## 読む文章:
——————————
しかもクリーチャーの作成のみならば「SPORE クリーチャー クリエイター」(機能限定の無料版もあり)を手に入れれば,スポア本体を買わなくてもクリーチャーを作れてしまう。スポアは持ってないけど,クリーチャー クリエイターでクリーチャーだけは作っているなんて人も世界にはたくさんいるとかいないとか。
しかし,筆者は自慢じゃないがデザインセンスがナッシング! いくらやってもイイ感じのクリーチャーやビークルが作れなくてガッカリしまくりのし放題なのだが,全然落ち込んでいないので気を遣わなくていいです。
それというのも,開発元Maxisや世界中のプレイヤーが用意してくれた大量のデータが存在しているからだ。ゲーム中,いつでもアクセスできるので,そこからお気に入りのものをピックアップすればいいだけ。世界中のユーザーが作ったさまざまなデータを誰でも無料で自由に利用できるようになっているのだから,これを使わない手はないでしょう。こうやって楽しむゲームなんだし,遠慮せずに使わせてもらおう。
惑星上にあるすべての都市を自分のものにするためには,ビークルを使ってちょっかいを出す。軍事系,宗教系,経済系という都市の特性により攻め方は異なるが,どの特性でも大量のビークルで攻めていくのが基本スタイルだ。な〜んだ,と思うかもしれないが,誰もが手軽に楽しめるところがスポアのプレイスタイルなのだからあまり文句はいわないように!
軍事系都市の場合,要するに相手の都市に対して直接攻撃を加えるわけなので,ビークルを大量動員して攻め込もう。もちろん,向こうも砲台やビークルで応戦してくるので,こちらのビークルの性能次第では簡単にやられてしまう場合もある。
あまりにも手強い都市が相手だと,次々にビークルを生産して補充していかねばならず,そうなると“懐の暖かさ”が重要になる。貧乏はいつでも辛いのだ。
宗教系都市は,攻撃というよりも都市のそばで巨大なホログラムなんかを出しちゃって,音楽や念仏といった宗教パワーを雨のように浴びせて転向させる。市民に対するマインド攻撃であるため,建物に傷つけることなく占領できるのがいいところ。といっても,都市を手に入れたあとは,建物の配置を見直しておいたほうがベター。
——————————
## やること 1:
スポアの文章に出てくる都市の特性を、すべて挙げてください。
## やること 2:
次の(a)〜(c)はスポアの文章の内容と合っていますか。それぞれ「はい」か「いいえ」で答え、決め手になった文章の言葉をそのまま引用してください。
(a) クリーチャーを作るだけなら、スポア本体を買わなくてもよい。
(b) 世界中のユーザーが作ったデータを使うにはお金がかかる。
(c) 宗教系都市は、建物を壊して占領する。
## やること 3:
スポアの文章を、「しかし,筆者は自慢じゃないが」から「にやられてしまう場合もある。」まで一字一句変えずに書き写してください。

## 資料一覧:
——————————
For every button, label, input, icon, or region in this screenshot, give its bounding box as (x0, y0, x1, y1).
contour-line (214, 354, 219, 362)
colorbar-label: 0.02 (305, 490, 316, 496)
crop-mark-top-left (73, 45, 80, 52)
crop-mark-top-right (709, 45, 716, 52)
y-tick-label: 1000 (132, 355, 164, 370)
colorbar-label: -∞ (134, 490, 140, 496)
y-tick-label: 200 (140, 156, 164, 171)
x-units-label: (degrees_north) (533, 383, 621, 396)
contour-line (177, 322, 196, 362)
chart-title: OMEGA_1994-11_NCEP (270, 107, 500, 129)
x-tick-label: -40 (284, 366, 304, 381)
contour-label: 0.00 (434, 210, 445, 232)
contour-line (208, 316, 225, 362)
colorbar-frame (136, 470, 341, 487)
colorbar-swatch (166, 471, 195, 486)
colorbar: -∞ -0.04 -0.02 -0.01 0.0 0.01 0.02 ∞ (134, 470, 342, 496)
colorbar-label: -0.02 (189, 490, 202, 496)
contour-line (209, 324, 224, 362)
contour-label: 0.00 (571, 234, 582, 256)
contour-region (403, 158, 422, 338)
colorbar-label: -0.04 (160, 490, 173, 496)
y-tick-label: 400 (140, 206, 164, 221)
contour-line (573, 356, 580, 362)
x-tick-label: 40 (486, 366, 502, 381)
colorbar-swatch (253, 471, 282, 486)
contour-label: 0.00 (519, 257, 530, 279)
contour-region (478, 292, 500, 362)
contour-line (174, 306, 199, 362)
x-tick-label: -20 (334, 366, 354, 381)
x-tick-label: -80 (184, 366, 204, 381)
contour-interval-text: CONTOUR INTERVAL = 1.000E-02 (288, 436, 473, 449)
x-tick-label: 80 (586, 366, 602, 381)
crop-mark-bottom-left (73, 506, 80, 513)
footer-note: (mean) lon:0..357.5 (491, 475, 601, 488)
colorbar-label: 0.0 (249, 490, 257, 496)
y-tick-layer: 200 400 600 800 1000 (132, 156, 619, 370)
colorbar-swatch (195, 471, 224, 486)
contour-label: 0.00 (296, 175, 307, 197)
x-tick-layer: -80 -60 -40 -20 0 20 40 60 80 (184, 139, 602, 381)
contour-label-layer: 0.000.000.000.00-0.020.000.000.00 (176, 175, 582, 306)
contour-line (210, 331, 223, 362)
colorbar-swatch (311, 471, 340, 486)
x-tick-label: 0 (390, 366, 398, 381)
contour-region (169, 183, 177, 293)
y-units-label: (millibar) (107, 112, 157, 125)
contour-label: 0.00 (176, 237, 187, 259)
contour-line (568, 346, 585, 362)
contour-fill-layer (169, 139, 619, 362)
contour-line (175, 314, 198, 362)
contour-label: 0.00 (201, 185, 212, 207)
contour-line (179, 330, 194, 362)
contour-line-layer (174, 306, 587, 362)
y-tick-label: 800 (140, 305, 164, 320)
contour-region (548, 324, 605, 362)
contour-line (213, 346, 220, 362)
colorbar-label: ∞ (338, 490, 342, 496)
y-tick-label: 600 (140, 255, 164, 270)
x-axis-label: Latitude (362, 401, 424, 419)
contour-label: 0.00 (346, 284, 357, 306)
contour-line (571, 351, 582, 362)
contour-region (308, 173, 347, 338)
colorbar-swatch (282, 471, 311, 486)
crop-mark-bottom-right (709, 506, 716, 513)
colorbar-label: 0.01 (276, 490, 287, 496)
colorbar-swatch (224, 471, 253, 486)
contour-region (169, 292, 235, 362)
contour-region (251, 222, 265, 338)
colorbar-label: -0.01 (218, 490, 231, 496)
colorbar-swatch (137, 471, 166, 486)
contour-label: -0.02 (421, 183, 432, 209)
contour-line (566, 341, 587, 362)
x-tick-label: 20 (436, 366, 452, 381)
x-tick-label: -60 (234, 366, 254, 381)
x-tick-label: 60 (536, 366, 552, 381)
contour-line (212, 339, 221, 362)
——————————
## 正しい答え 1:
軍事系、宗教系、経済系

## 正しい答え 2:
(a) はい。「スポア本体を買わなくてもクリーチャーを作れてしまう」
(b) いいえ。「誰でも無料で自由に利用できるようになっている」
(c) いいえ。「建物に傷つけることなく占領できる」

## 正しい答え 3:
しかし,筆者は自慢じゃないがデザインセンスがナッシング! いくらやってもイイ感じのクリーチャーやビークルが作れなくてガッカリしまくりのし放題なのだが,全然落ち込んでいないので気を遣わなくていいです。
それというのも,開発元Maxisや世界中のプレイヤーが用意してくれた大量のデータが存在しているからだ。ゲーム中,いつでもアクセスできるので,そこからお気に入りのものをピックアップすればいいだけ。世界中のユーザーが作ったさまざまなデータを誰でも無料で自由に利用できるようになっているのだから,これを使わない手はないでしょう。こうやって楽しむゲームなんだし,遠慮せずに使わせてもらおう。
惑星上にあるすべての都市を自分のものにするためには,ビークルを使ってちょっかいを出す。軍事系,宗教系,経済系という都市の特性により攻め方は異なるが,どの特性でも大量のビークルで攻めていくのが基本スタイルだ。な〜んだ,と思うかもしれないが,誰もが手軽に楽しめるところがスポアのプレイスタイルなのだからあまり文句はいわないように!
軍事系都市の場合,要するに相手の都市に対して直接攻撃を加えるわけなので,ビークルを大量動員して攻め込もう。もちろん,向こうも砲台やビークルで応戦してくるので,こちらのビークルの性能次第では簡単にやられてしまう場合もある。